- **STATED GOAL**
Extract, from the listing that follows, each line containing the word "słupków".

================

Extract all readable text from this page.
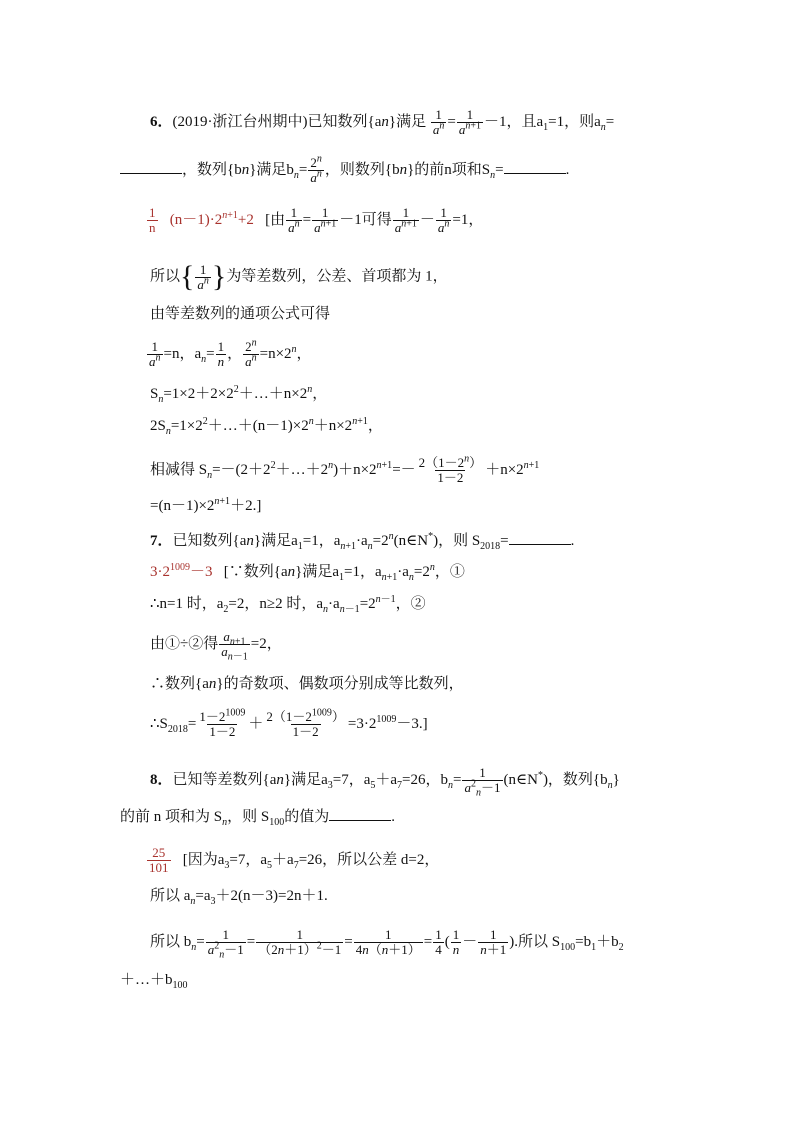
6．(2019·浙江台州期中)已知数列{an}满足 $\frac{1}{a^n} = \frac{1}{a^{n+1}} -1$，且$a_1=1$，则$a_n=$
，数列{bn}满足$b_n= \frac{2^n}{a^n}$ ，则数列{bn}的前n项和$S_n=$	.
$\frac{1}{n} (n-1)\cdot 2^{n+1}+2$ [由 $\frac{1}{a^n} = \frac{1}{a^{n+1}} -1$可得 $\frac{1}{a^{n+1}} - \frac{1}{a^n} =1$，
所以{ $\frac{1}{a^n}$ }为等差数列，公差、首项都为 1，
由等差数列的通项公式可得
$\frac{1}{a^n} =n$，$a_n= \frac{1}{n}$ ， $\frac{2^n}{a^n} =n\times 2^n$，
$S_n=1\times 2+2\times 2^2+\dots+n\times 2^n$，
$2S_n=1\times 2^2+\dots+(n-1)\times 2^n+n\times 2^{n+1}$，
相减得 $S_n=-(2+2^2+\dots+2^n)+n\times 2^{n+1}=- \frac{2(1-2^n)}{1-2} +n\times 2^{n+1}$
$=(n-1)\times 2^{n+1}+2$.]
7．已知数列{an}满足$a_1=1$，$a_{n+1}\cdot a_n=2^n(n\in N^*)$，则 $S_{2018}=$	.
$3\cdot 2^{1009}-3$ [∵数列{an}满足$a_1=1$，$a_{n+1}\cdot a_n=2^n$，①
∴n=1 时，$a_2=2$，n≥2 时，$a_n\cdot a_{n-1}=2^{n-1}$，②
由①÷②得 $\frac{a_{n+1}}{a_{n-1}} =2$，
∴数列{an}的奇数项、偶数项分别成等比数列，
$\therefore S_{2018}= \frac{1-2^{1009}}{1-2} + \frac{2(1-2^{1009})}{1-2} =3\cdot 2^{1009}-3$.]
8．已知等差数列{an}满足$a_3=7$，$a_5+a_7=26$，$b_n= \frac{1}{a^2_n-1}$ (n∈N*)，数列$\{b_n\}$
的前 n 项和为 $S_n$，则 $S_{100}$的值为	.
$\frac{25}{101}$ [因为$a_3=7$，$a_5+a_7=26$，所以公差 d=2，
所以 $a_n=a_3+2(n-3)=2n+1$.
所以 $b_n= \frac{1}{a^2_n-1} = \frac{1}{(2n+1)^2-1} = \frac{1}{4n(n+1)} = \frac{1}{4}$ ( $\frac{1}{n} - \frac{1}{n+1}$ ).所以 $S_{100}=b_1+b_2$
$+\dots+b_{100}$
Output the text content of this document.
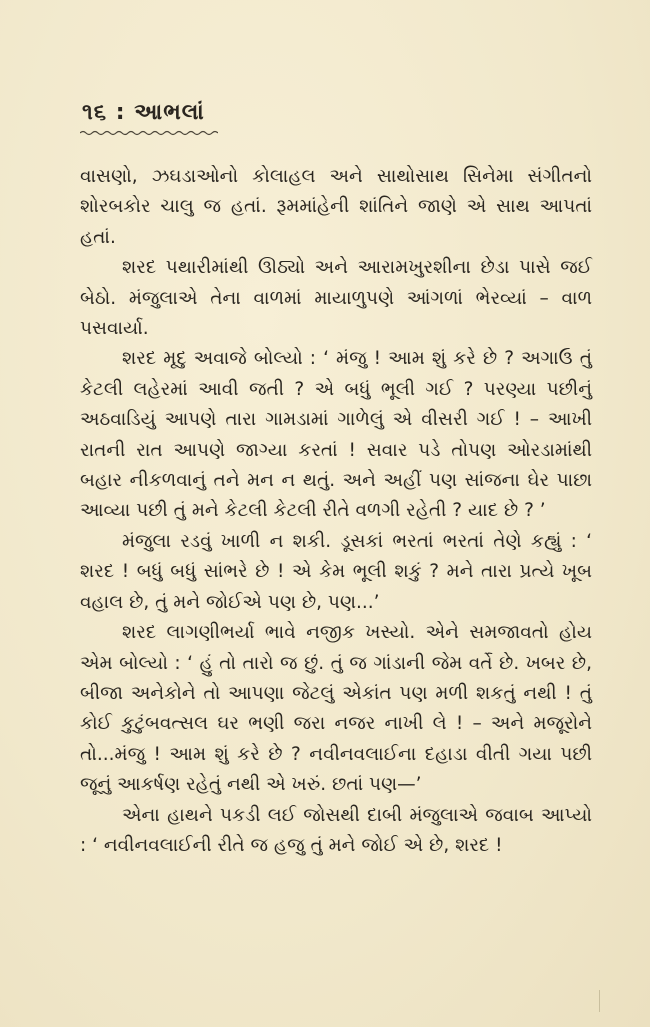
૧૬ : આભલાં

વાસણો, ઝઘડાઓનો કોલાહલ અને સાથોસાથ સિનેમા સંગીતનો શોરબકોર ચાલુ જ હતાં. રૂમમાંહેની શાંતિને જાણે એ સાથ આપતાં હતાં.

શરદ પથારીમાંથી ઊઠ્યો અને આરામખુરશીના છેડા પાસે જઈ બેઠો. મંજુલાએ તેના વાળમાં માયાળુપણે આંગળાં ભેરવ્યાં – વાળ પસવાર્યા.

શરદ મૃદુ અવાજે બોલ્યો : ‘ મંજુ ! આમ શું કરે છે ? અગાઉ તું કેટલી લહેરમાં આવી જતી ? એ બધું ભૂલી ગઈ ? પરણ્યા પછીનું અઠવાડિયું આપણે તારા ગામડામાં ગાળેલું એ વીસરી ગઈ ! – આખી રાતની રાત આપણે જાગ્યા કરતાં ! સવાર પડે તોપણ ઓરડામાંથી બહાર નીકળવાનું તને મન ન થતું. અને અહીં પણ સાંજના ઘેર પાછા આવ્યા પછી તું મને કેટલી કેટલી રીતે વળગી રહેતી ? યાદ છે ? ’

મંજુલા રડવું ખાળી ન શકી. ડૂસકાં ભરતાં ભરતાં તેણે કહ્યું : ‘ શરદ ! બધું બધું સાંભરે છે ! એ કેમ ભૂલી શકું ? મને તારા પ્રત્યે ખૂબ વહાલ છે, તું મને જોઈએ પણ છે, પણ...’

શરદ લાગણીભર્યા ભાવે નજીક ખસ્યો. એને સમજાવતો હોય એમ બોલ્યો : ‘ હું તો તારો જ છું. તું જ ગાંડાની જેમ વર્તે છે. ખબર છે, બીજા અનેકોને તો આપણા જેટલું એકાંત પણ મળી શકતું નથી ! તું કોઈ કુટુંબવત્સલ ઘર ભણી જરા નજર નાખી લે ! – અને મજૂરોને તો...મંજુ ! આમ શું કરે છે ? નવીનવલાઈના દહાડા વીતી ગયા પછી જૂનું આકર્ષણ રહેતું નથી એ ખરું. છતાં પણ—’

એના હાથને પકડી લઈ જોસથી દાબી મંજુલાએ જવાબ આપ્યો : ‘ નવીનવલાઈની રીતે જ હજુ તું મને જોઈ એ છે, શરદ !
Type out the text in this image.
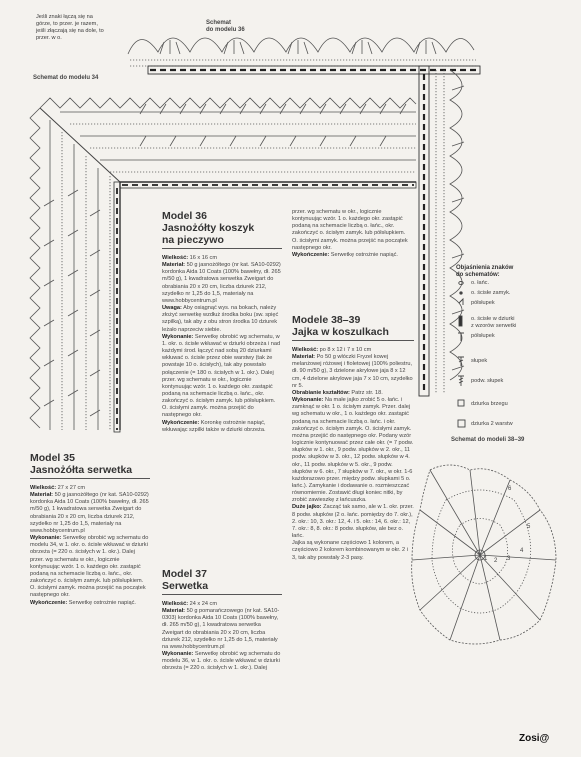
6
5
4
3
2
1
Jeśli znaki łączą się na
górze, to przer. je razem,
jeśli złączają się na dole, to
przer. w o.
Schemat
do modelu 36
Schemat do modelu 34
Schemat do modeli 38–39
Objaśnienia znaków
do schematów:
o. łańc.
o. ścisłe zamyk.
półsłupek
o. ścisłe w dziurki
z wzorów serwetki
półsłupek
słupek
podw. słupek
dziurka brzegu
dziurka 2 warstw
Model 36
Jasnożółty koszyk
na pieczywo

Wielkość: 16 x 16 cm

Materiał: 50 g jasnożółtego (nr kat. SA10-0292) kordonka Aida 10 Coats (100% bawełny, dł. 265 m/50 g), 1 kwadratowa serwetka Zweigart do obrabiania 20 x 20 cm, liczba dziurek 212, szydełko nr 1,25 do 1,5, materiały na www.hobbycentrum.pl

Uwaga: Aby osiągnąć wys. na bokach, należy złożyć serwetkę wzdłuż środka boku (sw. spięć szpilką), tak aby z obu stron środka 10 dziurek leżało naprzeciw siebie.

Wykonanie: Serwetkę obrobić wg schematu, w 1. okr. o. ścisłe wkłuwać w dziurki obrzeża i nad każdymi środ. łączyć nad sobą 20 dziurkami wkłuwać o. ścisłe przez obie warstwy (tak że powstaje 10 o. ścisłych), tak aby powstało połączenie (= 180 o. ścisłych w 1. okr.). Dalej przer. wg schematu w okr., logicznie kontynuując wzór. 1 o. każdego okr. zastąpić podaną na schemacie liczbą o. łańc., okr. zakończyć o. ścisłym zamyk. lub półsłupkiem. O. ścisłymi zamyk. można przejść do następnego okr.

Wykończenie: Koronkę ostrożnie napiąć, wkłuwając szpilki także w dziurki obrzeża.

przer. wg schematu w okr., logicznie kontynuując wzór. 1 o. każdego okr. zastąpić podaną na schemacie liczbą o. łańc., okr. zakończyć o. ścisłym zamyk. lub półsłupkiem. O. ścisłymi zamyk. można przejść na początek następnego okr.

Wykończenie: Serwetkę ostrożnie napiąć.

Model 35
Jasnożółta serwetka

Wielkość: 27 x 27 cm

Materiał: 50 g jasnożółtego (nr kat. SA10-0292) kordonka Aida 10 Coats (100% bawełny, dł. 265 m/50 g), 1 kwadratowa serwetka Zweigart do obrabiania 20 x 20 cm, liczba dziurek 212, szydełko nr 1,25 do 1,5, materiały na www.hobbycentrum.pl

Wykonanie: Serwetkę obrobić wg schematu do modelu 34, w 1. okr. o. ścisłe wkłuwać w dziurki obrzeża (= 220 o. ścisłych w 1. okr.). Dalej przer. wg schematu w okr., logicznie kontynuując wzór. 1 o. każdego okr. zastąpić podaną na schemacie liczbą o. łańc., okr. zakończyć o. ścisłym zamyk. lub półsłupkiem. O. ścisłymi zamyk. można przejść na początek następnego okr.

Wykończenie: Serwetkę ostrożnie napiąć.

Model 37
Serwetka

Wielkość: 24 x 24 cm

Materiał: 50 g pomarańczowego (nr kat. SA10-0303) kordonka Aida 10 Coats (100% bawełny, dł. 265 m/50 g), 1 kwadratowa serwetka Zweigart do obrabiania 20 x 20 cm, liczba dziurek 212, szydełko nr 1,25 do 1,5, materiały na www.hobbycentrum.pl

Wykonanie: Serwetkę obrobić wg schematu do modelu 36, w 1. okr. o. ścisłe wkłuwać w dziurki obrzeża (= 220 o. ścisłych w 1. okr.). Dalej

Modele 38–39
Jajka w koszulkach

Wielkość: po 8 x 12 i 7 x 10 cm

Materiał: Po 50 g włóczki Fryzel kowej melanżowej różowej i fioletowej (100% poliestru, dł. 90 m/50 g), 3 dzielone akrylowe jaja 8 x 12 cm, 4 dzielone akrylowe jaja 7 x 10 cm, szydełko nr 5.

Obrabianie kształtów: Patrz str. 18.

Wykonanie: Na małe jajko zrobić 5 o. łańc. i zamknąć w okr. 1 o. ścisłym zamyk. Przer. dalej wg schematu w okr., 1 o. każdego okr. zastąpić podaną na schemacie liczbą o. łańc. i okr. zakończyć o. ścisłym zamyk. O. ścisłymi zamyk. można przejść do następnego okr. Podany wzór logicznie kontynuować przez całe okr. (= 7 podw. słupków w 1. okr., 9 podw. słupków w 2. okr., 11 podw. słupków w 3. okr., 12 podw. słupków w 4. okr., 11 podw. słupków w 5. okr., 9 podw. słupków w 6. okr., 7 słupków w 7. okr., w okr. 1-6 każdorazowo przer. między podw. słupkami 5 o. łańc.). Zamykanie i dodawanie o. rozmieszczać równomiernie. Zostawić długi koniec nitki, by zrobić zawieszkę z łańcuszka.

Duże jajko: Zacząć tak samo, ale w 1. okr. przer. 8 podw. słupków (2 o. łańc. pomiędzy do 7. okr.), 2. okr.: 10, 3. okr.: 12, 4. i 5. okr.: 14, 6. okr.: 12, 7. okr.: 8, 8. okr.: 8 podw. słupków, ale bez o. łańc.

Jajka są wykonane częściowo 1 kolorem, a częściowo 2 kolorem kombinowanym w okr. 2 i 3, tak aby powstały 2-3 pasy.

Zosi@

================

- **THE RESPONSE**
Wykonanie: Na małe jajko zrobić 5 o. łańc. i zamknąć w okr. 1 o. ścisłym zamyk. Przer. dalej wg schematu w okr., 1 o. każdego okr. zastąpić podaną na schemacie liczbą o. łańc. i okr. zakończyć o. ścisłym zamyk. O. ścisłymi zamyk. można przejść do następnego okr. Podany wzór logicznie kontynuować przez całe okr. (= 7 podw. słupków w 1. okr., 9 podw. słupków w 2. okr., 11 podw. słupków w 3. okr., 12 podw. słupków w 4. okr., 11 podw. słupków w 5. okr., 9 podw. słupków w 6. okr., 7 słupków w 7. okr., w okr. 1-6 każdorazowo przer. między podw. słupkami 5 o. łańc.). Zamykanie i dodawanie o. rozmieszczać równomiernie. Zostawić długi koniec nitki, by zrobić zawieszkę z łańcuszka.
Duże jajko: Zacząć tak samo, ale w 1. okr. przer. 8 podw. słupków (2 o. łańc. pomiędzy do 7. okr.), 2. okr.: 10, 3. okr.: 12, 4. i 5. okr.: 14, 6. okr.: 12, 7. okr.: 8, 8. okr.: 8 podw. słupków, ale bez o. łańc.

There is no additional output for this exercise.